[Figure record extracts]
==*==

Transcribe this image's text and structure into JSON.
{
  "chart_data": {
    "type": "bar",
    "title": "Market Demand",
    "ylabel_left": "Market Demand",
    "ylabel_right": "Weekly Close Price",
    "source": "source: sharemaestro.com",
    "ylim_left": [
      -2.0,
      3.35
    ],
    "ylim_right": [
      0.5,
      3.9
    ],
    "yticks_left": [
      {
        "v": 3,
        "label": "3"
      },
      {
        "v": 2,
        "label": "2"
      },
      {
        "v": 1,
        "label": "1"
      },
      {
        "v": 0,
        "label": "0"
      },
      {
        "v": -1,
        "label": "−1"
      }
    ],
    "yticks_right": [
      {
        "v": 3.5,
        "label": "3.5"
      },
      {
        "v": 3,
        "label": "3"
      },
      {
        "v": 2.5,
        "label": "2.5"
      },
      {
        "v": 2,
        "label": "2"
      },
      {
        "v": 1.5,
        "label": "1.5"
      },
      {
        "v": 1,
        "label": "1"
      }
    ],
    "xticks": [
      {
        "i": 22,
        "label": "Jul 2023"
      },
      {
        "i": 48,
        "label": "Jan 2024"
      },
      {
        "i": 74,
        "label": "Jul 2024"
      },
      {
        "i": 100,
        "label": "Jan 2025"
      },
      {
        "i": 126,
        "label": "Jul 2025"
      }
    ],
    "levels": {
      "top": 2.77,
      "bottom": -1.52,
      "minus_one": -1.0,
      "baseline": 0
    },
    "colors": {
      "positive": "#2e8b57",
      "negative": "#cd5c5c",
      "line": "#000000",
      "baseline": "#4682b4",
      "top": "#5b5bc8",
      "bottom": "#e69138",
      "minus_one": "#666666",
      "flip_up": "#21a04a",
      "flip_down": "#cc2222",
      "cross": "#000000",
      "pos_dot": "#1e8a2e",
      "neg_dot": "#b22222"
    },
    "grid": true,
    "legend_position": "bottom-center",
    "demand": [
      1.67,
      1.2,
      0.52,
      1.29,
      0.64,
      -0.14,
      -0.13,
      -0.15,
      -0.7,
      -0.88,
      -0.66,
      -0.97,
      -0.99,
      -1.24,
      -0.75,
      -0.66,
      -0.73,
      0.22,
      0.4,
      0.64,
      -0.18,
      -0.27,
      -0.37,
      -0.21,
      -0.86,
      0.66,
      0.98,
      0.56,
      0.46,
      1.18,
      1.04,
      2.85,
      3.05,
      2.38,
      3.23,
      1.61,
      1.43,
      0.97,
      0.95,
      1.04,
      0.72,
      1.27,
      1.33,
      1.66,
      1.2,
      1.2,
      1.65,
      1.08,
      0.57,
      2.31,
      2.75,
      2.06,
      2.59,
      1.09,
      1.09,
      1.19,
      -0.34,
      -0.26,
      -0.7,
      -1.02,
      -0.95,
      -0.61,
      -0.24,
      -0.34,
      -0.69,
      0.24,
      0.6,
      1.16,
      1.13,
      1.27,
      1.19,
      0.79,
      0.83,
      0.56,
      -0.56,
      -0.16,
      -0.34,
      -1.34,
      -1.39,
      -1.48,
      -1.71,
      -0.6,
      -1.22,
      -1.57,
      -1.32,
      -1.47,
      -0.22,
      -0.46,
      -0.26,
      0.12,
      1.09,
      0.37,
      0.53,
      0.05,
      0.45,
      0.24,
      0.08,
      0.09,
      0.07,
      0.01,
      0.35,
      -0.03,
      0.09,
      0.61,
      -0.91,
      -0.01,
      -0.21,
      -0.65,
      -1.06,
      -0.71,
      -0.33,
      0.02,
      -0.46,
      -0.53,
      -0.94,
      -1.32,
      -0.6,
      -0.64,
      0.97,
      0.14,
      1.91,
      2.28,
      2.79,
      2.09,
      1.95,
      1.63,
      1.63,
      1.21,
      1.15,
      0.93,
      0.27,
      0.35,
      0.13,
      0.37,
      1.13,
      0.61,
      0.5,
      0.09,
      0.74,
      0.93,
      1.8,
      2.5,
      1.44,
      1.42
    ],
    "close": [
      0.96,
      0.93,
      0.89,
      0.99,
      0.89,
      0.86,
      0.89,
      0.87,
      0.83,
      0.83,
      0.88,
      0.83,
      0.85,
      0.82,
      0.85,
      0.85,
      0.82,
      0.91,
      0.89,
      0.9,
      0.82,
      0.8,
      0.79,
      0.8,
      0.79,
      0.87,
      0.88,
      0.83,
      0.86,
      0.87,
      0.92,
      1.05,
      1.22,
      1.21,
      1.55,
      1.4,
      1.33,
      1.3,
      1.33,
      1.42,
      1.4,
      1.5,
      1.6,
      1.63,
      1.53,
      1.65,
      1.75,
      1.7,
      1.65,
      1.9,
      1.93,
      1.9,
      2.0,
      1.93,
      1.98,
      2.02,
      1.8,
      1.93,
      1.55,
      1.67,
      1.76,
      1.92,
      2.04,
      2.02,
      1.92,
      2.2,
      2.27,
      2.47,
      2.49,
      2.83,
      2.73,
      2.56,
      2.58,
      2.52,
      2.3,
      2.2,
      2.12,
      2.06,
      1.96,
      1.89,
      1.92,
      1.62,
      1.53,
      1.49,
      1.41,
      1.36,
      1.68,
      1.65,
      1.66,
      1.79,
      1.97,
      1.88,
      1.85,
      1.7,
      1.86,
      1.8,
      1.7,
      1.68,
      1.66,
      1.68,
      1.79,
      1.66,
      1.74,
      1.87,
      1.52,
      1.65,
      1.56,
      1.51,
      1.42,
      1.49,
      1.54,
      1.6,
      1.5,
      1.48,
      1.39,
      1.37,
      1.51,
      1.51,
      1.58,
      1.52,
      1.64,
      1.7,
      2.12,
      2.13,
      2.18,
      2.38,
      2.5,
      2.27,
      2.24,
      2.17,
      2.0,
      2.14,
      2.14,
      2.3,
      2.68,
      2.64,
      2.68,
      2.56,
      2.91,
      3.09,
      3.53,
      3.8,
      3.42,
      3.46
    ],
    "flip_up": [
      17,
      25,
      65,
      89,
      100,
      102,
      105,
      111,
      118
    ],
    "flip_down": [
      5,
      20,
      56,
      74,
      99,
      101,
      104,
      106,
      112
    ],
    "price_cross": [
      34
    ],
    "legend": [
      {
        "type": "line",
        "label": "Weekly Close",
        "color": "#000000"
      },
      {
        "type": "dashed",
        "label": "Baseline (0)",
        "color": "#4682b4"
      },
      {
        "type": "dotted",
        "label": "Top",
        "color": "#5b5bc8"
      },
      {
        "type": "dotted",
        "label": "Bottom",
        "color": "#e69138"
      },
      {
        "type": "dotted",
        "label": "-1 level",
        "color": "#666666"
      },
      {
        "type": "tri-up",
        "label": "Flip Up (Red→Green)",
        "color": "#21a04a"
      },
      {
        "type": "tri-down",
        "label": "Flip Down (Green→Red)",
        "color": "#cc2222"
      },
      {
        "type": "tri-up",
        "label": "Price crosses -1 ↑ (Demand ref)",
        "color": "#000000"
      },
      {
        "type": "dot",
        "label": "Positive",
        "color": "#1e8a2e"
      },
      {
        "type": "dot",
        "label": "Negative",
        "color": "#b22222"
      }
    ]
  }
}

==*==

• _GIVEN EXERCISE_
Transcribe each entry precisely, missing none.

• _EXPECTED ANSWER_
Transcribe this image's text and structure into JSON.
{
  "chart_data": {
    "type": "bar",
    "title": "Market Demand",
    "ylabel_left": "Market Demand",
    "ylabel_right": "Weekly Close Price",
    "source": "source: sharemaestro.com",
    "ylim_left": [
      -2.0,
      3.35
    ],
    "ylim_right": [
      0.5,
      3.9
    ],
    "yticks_left": [
      {
        "v": 3,
        "label": "3"
      },
      {
        "v": 2,
        "label": "2"
      },
      {
        "v": 1,
        "label": "1"
      },
      {
        "v": 0,
        "label": "0"
      },
      {
        "v": -1,
        "label": "−1"
      }
    ],
    "yticks_right": [
      {
        "v": 3.5,
        "label": "3.5"
      },
      {
        "v": 3,
        "label": "3"
      },
      {
        "v": 2.5,
        "label": "2.5"
      },
      {
        "v": 2,
        "label": "2"
      },
      {
        "v": 1.5,
        "label": "1.5"
      },
      {
        "v": 1,
        "label": "1"
      }
    ],
    "xticks": [
      {
        "i": 22,
        "label": "Jul 2023"
      },
      {
        "i": 48,
        "label": "Jan 2024"
      },
      {
        "i": 74,
        "label": "Jul 2024"
      },
      {
        "i": 100,
        "label": "Jan 2025"
      },
      {
        "i": 126,
        "label": "Jul 2025"
      }
    ],
    "levels": {
      "top": 2.77,
      "bottom": -1.52,
      "minus_one": -1.0,
      "baseline": 0
    },
    "colors": {
      "positive": "#2e8b57",
      "negative": "#cd5c5c",
      "line": "#000000",
      "baseline": "#4682b4",
      "top": "#5b5bc8",
      "bottom": "#e69138",
      "minus_one": "#666666",
      "flip_up": "#21a04a",
      "flip_down": "#cc2222",
      "cross": "#000000",
      "pos_dot": "#1e8a2e",
      "neg_dot": "#b22222"
    },
    "grid": true,
    "legend_position": "bottom-center",
    "demand": [
      1.67,
      1.2,
      0.52,
      1.29,
      0.64,
      -0.14,
      -0.13,
      -0.15,
      -0.7,
      -0.88,
      -0.66,
      -0.97,
      -0.99,
      -1.24,
      -0.75,
      -0.66,
      -0.73,
      0.22,
      0.4,
      0.64,
      -0.18,
      -0.27,
      -0.37,
      -0.21,
      -0.86,
      0.66,
      0.98,
      0.56,
      0.46,
      1.18,
      1.04,
      2.85,
      3.05,
      2.38,
      3.23,
      1.61,
      1.43,
      0.97,
      0.95,
      1.04,
      0.72,
      1.27,
      1.33,
      1.66,
      1.2,
      1.2,
      1.65,
      1.08,
      0.57,
      2.31,
      2.75,
      2.06,
      2.59,
      1.09,
      1.09,
      1.19,
      -0.34,
      -0.26,
      -0.7,
      -1.02,
      -0.95,
      -0.61,
      -0.24,
      -0.34,
      -0.69,
      0.24,
      0.6,
      1.16,
      1.13,
      1.27,
      1.19,
      0.79,
      0.83,
      0.56,
      -0.56,
      -0.16,
      -0.34,
      -1.34,
      -1.39,
      -1.48,
      -1.71,
      -0.6,
      -1.22,
      -1.57,
      -1.32,
      -1.47,
      -0.22,
      -0.46,
      -0.26,
      0.12,
      1.09,
      0.37,
      0.53,
      0.05,
      0.45,
      0.24,
      0.08,
      0.09,
      0.07,
      0.01,
      0.35,
      -0.03,
      0.09,
      0.61,
      -0.91,
      -0.01,
      -0.21,
      -0.65,
      -1.06,
      -0.71,
      -0.33,
      0.02,
      -0.46,
      -0.53,
      -0.94,
      -1.32,
      -0.6,
      -0.64,
      0.97,
      0.14,
      1.91,
      2.28,
      2.79,
      2.09,
      1.95,
      1.63,
      1.63,
      1.21,
      1.15,
      0.93,
      0.27,
      0.35,
      0.13,
      0.37,
      1.13,
      0.61,
      0.5,
      0.09,
      0.74,
      0.93,
      1.8,
      2.5,
      1.44,
      1.42
    ],
    "close": [
      0.96,
      0.93,
      0.89,
      0.99,
      0.89,
      0.86,
      0.89,
      0.87,
      0.83,
      0.83,
      0.88,
      0.83,
      0.85,
      0.82,
      0.85,
      0.85,
      0.82,
      0.91,
      0.89,
      0.9,
      0.82,
      0.8,
      0.79,
      0.8,
      0.79,
      0.87,
      0.88,
      0.83,
      0.86,
      0.87,
      0.92,
      1.05,
      1.22,
      1.21,
      1.55,
      1.4,
      1.33,
      1.3,
      1.33,
      1.42,
      1.4,
      1.5,
      1.6,
      1.63,
      1.53,
      1.65,
      1.75,
      1.7,
      1.65,
      1.9,
      1.93,
      1.9,
      2.0,
      1.93,
      1.98,
      2.02,
      1.8,
      1.93,
      1.55,
      1.67,
      1.76,
      1.92,
      2.04,
      2.02,
      1.92,
      2.2,
      2.27,
      2.47,
      2.49,
      2.83,
      2.73,
      2.56,
      2.58,
      2.52,
      2.3,
      2.2,
      2.12,
      2.06,
      1.96,
      1.89,
      1.92,
      1.62,
      1.53,
      1.49,
      1.41,
      1.36,
      1.68,
      1.65,
      1.66,
      1.79,
      1.97,
      1.88,
      1.85,
      1.7,
      1.86,
      1.8,
      1.7,
      1.68,
      1.66,
      1.68,
      1.79,
      1.66,
      1.74,
      1.87,
      1.52,
      1.65,
      1.56,
      1.51,
      1.42,
      1.49,
      1.54,
      1.6,
      1.5,
      1.48,
      1.39,
      1.37,
      1.51,
      1.51,
      1.58,
      1.52,
      1.64,
      1.7,
      2.12,
      2.13,
      2.18,
      2.38,
      2.5,
      2.27,
      2.24,
      2.17,
      2.0,
      2.14,
      2.14,
      2.3,
      2.68,
      2.64,
      2.68,
      2.56,
      2.91,
      3.09,
      3.53,
      3.8,
      3.42,
      3.46
    ],
    "flip_up": [
      17,
      25,
      65,
      89,
      100,
      102,
      105,
      111,
      118
    ],
    "flip_down": [
      5,
      20,
      56,
      74,
      99,
      101,
      104,
      106,
      112
    ],
    "price_cross": [
      34
    ],
    "legend": [
      {
        "type": "line",
        "label": "Weekly Close",
        "color": "#000000"
      },
      {
        "type": "dashed",
        "label": "Baseline (0)",
        "color": "#4682b4"
      },
      {
        "type": "dotted",
        "label": "Top",
        "color": "#5b5bc8"
      },
      {
        "type": "dotted",
        "label": "Bottom",
        "color": "#e69138"
      },
      {
        "type": "dotted",
        "label": "-1 level",
        "color": "#666666"
      },
      {
        "type": "tri-up",
        "label": "Flip Up (Red→Green)",
        "color": "#21a04a"
      },
      {
        "type": "tri-down",
        "label": "Flip Down (Green→Red)",
        "color": "#cc2222"
      },
      {
        "type": "tri-up",
        "label": "Price crosses -1 ↑ (Demand ref)",
        "color": "#000000"
      },
      {
        "type": "dot",
        "label": "Positive",
        "color": "#1e8a2e"
      },
      {
        "type": "dot",
        "label": "Negative",
        "color": "#b22222"
      }
    ]
  }
}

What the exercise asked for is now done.